* _Given task_: Repeat the full listing below verbatim and keep the images out.

* _Record extracts_:
— START —
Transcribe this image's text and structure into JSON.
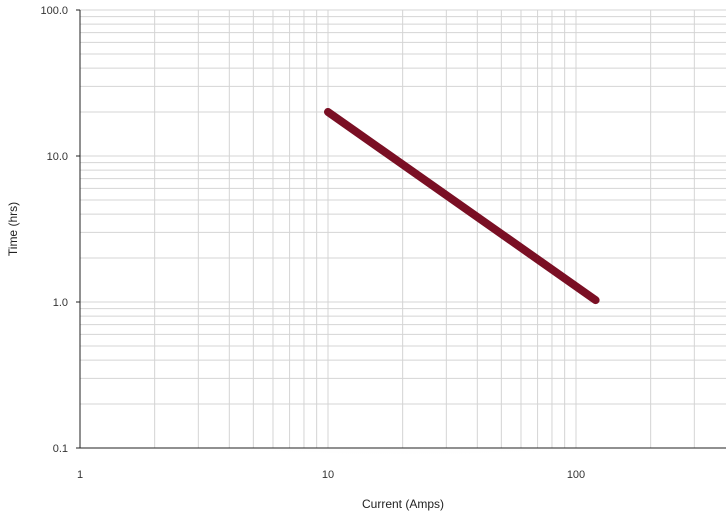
{
  "chart_data": {
    "type": "line",
    "xlabel": "Current (Amps)",
    "ylabel": "Time (hrs)",
    "x_scale": "log",
    "y_scale": "log",
    "xlim": [
      1,
      300
    ],
    "ylim": [
      0.1,
      100
    ],
    "x_tick_labels": [
      "1",
      "10",
      "100"
    ],
    "y_tick_labels": [
      "0.1",
      "1.0",
      "10.0",
      "100.0"
    ],
    "grid": true,
    "series": [
      {
        "x": [
          10,
          120
        ],
        "y": [
          20,
          1.03
        ]
      }
    ],
    "colors": {
      "series": "#7a0f24",
      "grid": "#d4d4d4",
      "axis": "#222222",
      "shadow": "#d8d8d8"
    }
  }
}
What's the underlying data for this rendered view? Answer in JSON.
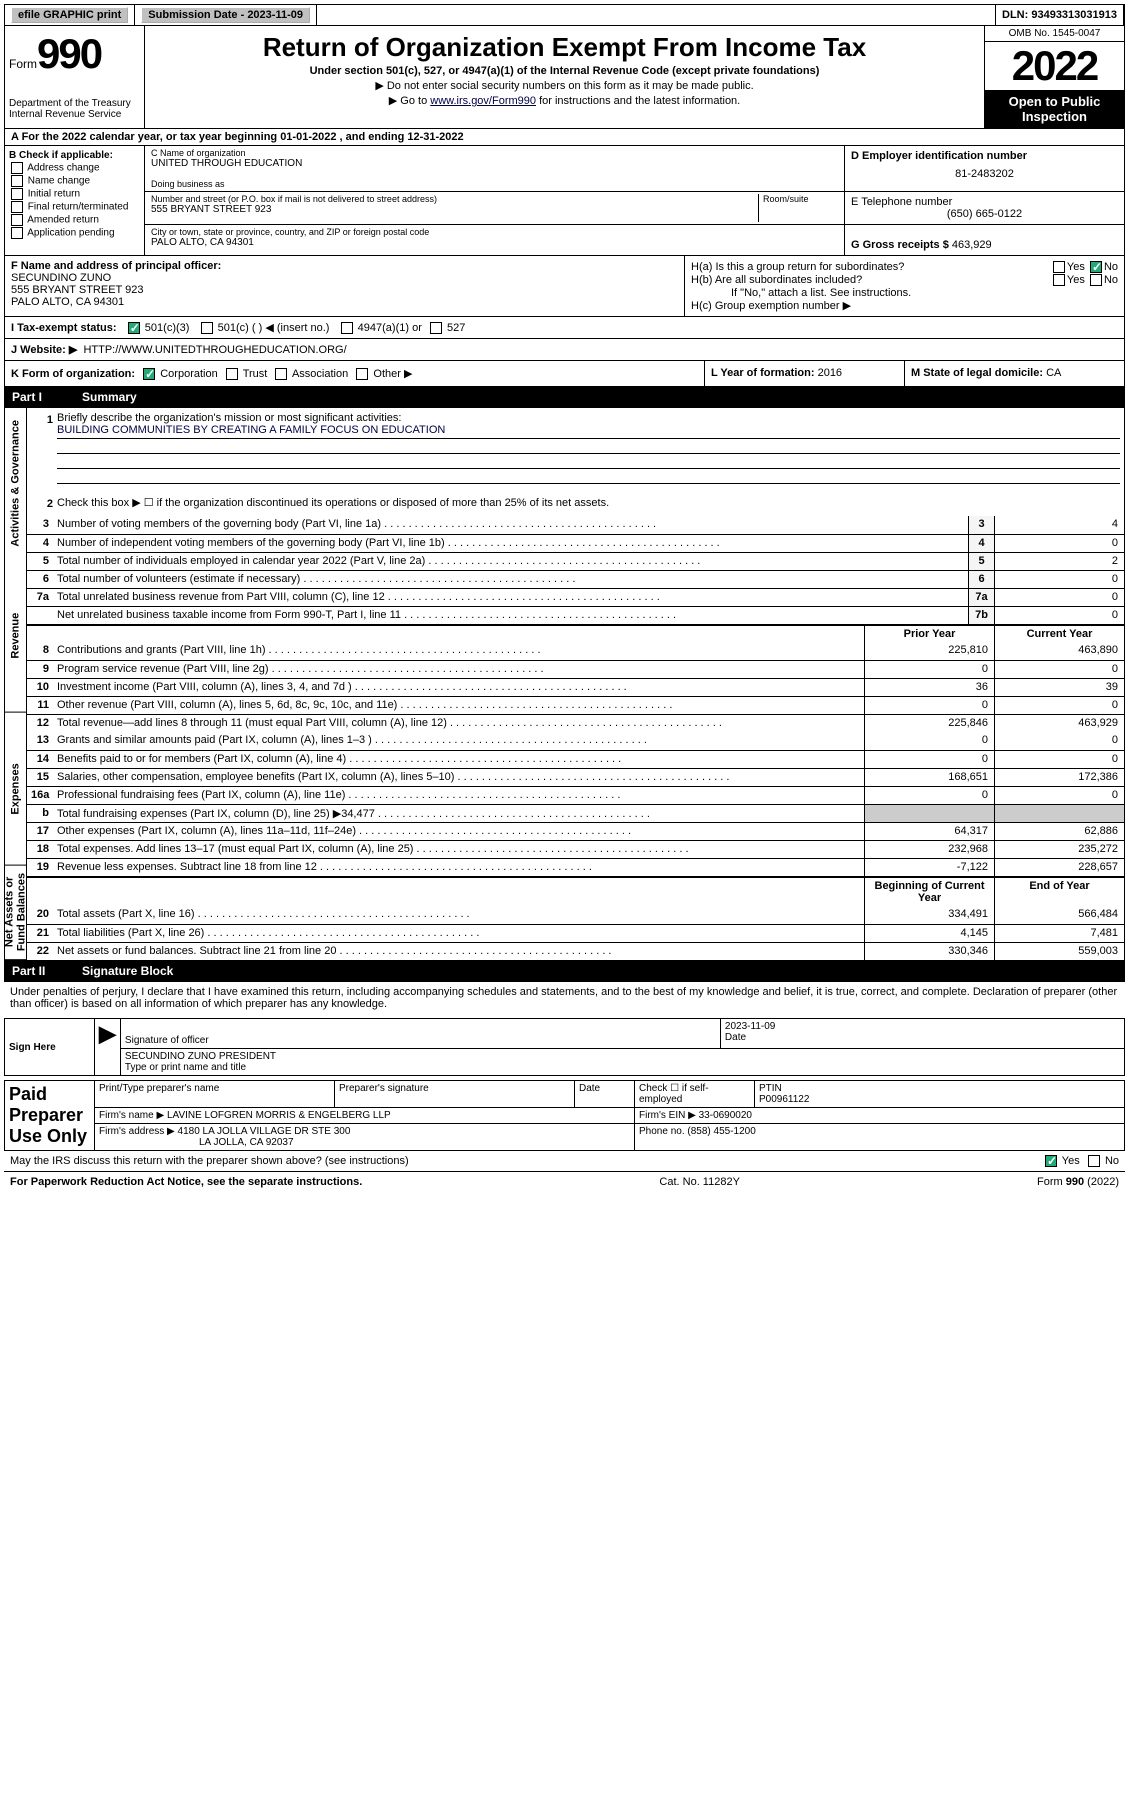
— END —
* _Solution_:
Transcribe this image's text and structure into JSON.
{
  "chart_data": {
    "type": "line",
    "xlabel": "Current (Amps)",
    "ylabel": "Time (hrs)",
    "x_scale": "log",
    "y_scale": "log",
    "xlim": [
      1,
      300
    ],
    "ylim": [
      0.1,
      100
    ],
    "x_tick_labels": [
      "1",
      "10",
      "100"
    ],
    "y_tick_labels": [
      "0.1",
      "1.0",
      "10.0",
      "100.0"
    ],
    "grid": true,
    "series": [
      {
        "x": [
          10,
          120
        ],
        "y": [
          20,
          1.03
        ]
      }
    ],
    "colors": {
      "series": "#7a0f24",
      "grid": "#d4d4d4",
      "axis": "#222222",
      "shadow": "#d8d8d8"
    }
  }
}
What's the underlying data for this rendered view? Answer in JSON.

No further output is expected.